⟨
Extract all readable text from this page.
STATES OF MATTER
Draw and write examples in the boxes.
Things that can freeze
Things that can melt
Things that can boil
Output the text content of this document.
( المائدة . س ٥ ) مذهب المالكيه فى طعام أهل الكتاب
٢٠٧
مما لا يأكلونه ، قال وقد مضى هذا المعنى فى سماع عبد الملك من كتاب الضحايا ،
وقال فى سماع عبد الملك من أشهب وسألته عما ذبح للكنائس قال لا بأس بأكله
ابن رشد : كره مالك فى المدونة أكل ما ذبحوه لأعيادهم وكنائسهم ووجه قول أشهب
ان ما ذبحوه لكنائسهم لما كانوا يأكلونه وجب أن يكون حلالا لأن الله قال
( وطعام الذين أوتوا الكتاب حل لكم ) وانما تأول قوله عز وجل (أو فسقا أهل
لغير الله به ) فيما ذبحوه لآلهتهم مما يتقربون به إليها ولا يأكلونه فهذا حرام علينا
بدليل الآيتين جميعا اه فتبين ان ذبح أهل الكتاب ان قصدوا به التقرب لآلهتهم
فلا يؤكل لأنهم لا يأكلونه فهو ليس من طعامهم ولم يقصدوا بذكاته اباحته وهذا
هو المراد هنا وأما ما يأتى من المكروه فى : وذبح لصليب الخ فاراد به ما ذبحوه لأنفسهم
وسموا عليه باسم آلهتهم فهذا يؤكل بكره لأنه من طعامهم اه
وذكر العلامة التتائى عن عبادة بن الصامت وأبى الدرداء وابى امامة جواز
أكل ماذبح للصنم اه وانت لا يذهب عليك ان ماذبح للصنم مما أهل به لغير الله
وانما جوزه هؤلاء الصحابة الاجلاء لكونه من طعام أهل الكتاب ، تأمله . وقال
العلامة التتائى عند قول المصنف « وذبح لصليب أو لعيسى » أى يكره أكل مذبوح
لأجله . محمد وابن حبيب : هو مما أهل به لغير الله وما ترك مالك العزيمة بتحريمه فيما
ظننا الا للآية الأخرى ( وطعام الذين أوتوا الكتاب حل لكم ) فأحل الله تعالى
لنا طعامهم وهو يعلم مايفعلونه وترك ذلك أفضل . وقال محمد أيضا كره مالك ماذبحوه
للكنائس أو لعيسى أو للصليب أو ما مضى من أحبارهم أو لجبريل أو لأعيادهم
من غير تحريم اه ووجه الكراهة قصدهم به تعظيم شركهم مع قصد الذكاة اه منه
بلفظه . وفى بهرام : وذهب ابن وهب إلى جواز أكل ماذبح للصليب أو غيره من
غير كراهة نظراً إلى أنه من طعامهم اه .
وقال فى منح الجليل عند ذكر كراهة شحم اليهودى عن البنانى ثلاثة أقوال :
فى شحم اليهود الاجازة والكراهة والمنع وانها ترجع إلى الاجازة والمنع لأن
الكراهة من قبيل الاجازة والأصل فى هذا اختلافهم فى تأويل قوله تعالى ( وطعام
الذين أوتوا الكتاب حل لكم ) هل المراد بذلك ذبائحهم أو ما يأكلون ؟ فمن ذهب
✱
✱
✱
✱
⟩
WRITTEN TASK: Copy each record from above exactly, and include every line.

EXPECTED ANSWER:
Extract all readable text from this page.
STATES OF MATTER
Draw and write examples in the boxes.
Things that can freeze
Things that can melt
Things that can boil
Output the text content of this document.
( المائدة . س ٥ ) مذهب المالكيه فى طعام أهل الكتاب
٢٠٧
مما لا يأكلونه ، قال وقد مضى هذا المعنى فى سماع عبد الملك من كتاب الضحايا ،
وقال فى سماع عبد الملك من أشهب وسألته عما ذبح للكنائس قال لا بأس بأكله
ابن رشد : كره مالك فى المدونة أكل ما ذبحوه لأعيادهم وكنائسهم ووجه قول أشهب
ان ما ذبحوه لكنائسهم لما كانوا يأكلونه وجب أن يكون حلالا لأن الله قال
( وطعام الذين أوتوا الكتاب حل لكم ) وانما تأول قوله عز وجل (أو فسقا أهل
لغير الله به ) فيما ذبحوه لآلهتهم مما يتقربون به إليها ولا يأكلونه فهذا حرام علينا
بدليل الآيتين جميعا اه فتبين ان ذبح أهل الكتاب ان قصدوا به التقرب لآلهتهم
فلا يؤكل لأنهم لا يأكلونه فهو ليس من طعامهم ولم يقصدوا بذكاته اباحته وهذا
هو المراد هنا وأما ما يأتى من المكروه فى : وذبح لصليب الخ فاراد به ما ذبحوه لأنفسهم
وسموا عليه باسم آلهتهم فهذا يؤكل بكره لأنه من طعامهم اه
وذكر العلامة التتائى عن عبادة بن الصامت وأبى الدرداء وابى امامة جواز
أكل ماذبح للصنم اه وانت لا يذهب عليك ان ماذبح للصنم مما أهل به لغير الله
وانما جوزه هؤلاء الصحابة الاجلاء لكونه من طعام أهل الكتاب ، تأمله . وقال
العلامة التتائى عند قول المصنف « وذبح لصليب أو لعيسى » أى يكره أكل مذبوح
لأجله . محمد وابن حبيب : هو مما أهل به لغير الله وما ترك مالك العزيمة بتحريمه فيما
ظننا الا للآية الأخرى ( وطعام الذين أوتوا الكتاب حل لكم ) فأحل الله تعالى
لنا طعامهم وهو يعلم مايفعلونه وترك ذلك أفضل . وقال محمد أيضا كره مالك ماذبحوه
للكنائس أو لعيسى أو للصليب أو ما مضى من أحبارهم أو لجبريل أو لأعيادهم
من غير تحريم اه ووجه الكراهة قصدهم به تعظيم شركهم مع قصد الذكاة اه منه
بلفظه . وفى بهرام : وذهب ابن وهب إلى جواز أكل ماذبح للصليب أو غيره من
غير كراهة نظراً إلى أنه من طعامهم اه .
وقال فى منح الجليل عند ذكر كراهة شحم اليهودى عن البنانى ثلاثة أقوال :
فى شحم اليهود الاجازة والكراهة والمنع وانها ترجع إلى الاجازة والمنع لأن
الكراهة من قبيل الاجازة والأصل فى هذا اختلافهم فى تأويل قوله تعالى ( وطعام
الذين أوتوا الكتاب حل لكم ) هل المراد بذلك ذبائحهم أو ما يأكلون ؟ فمن ذهب
✱
✱
✱
✱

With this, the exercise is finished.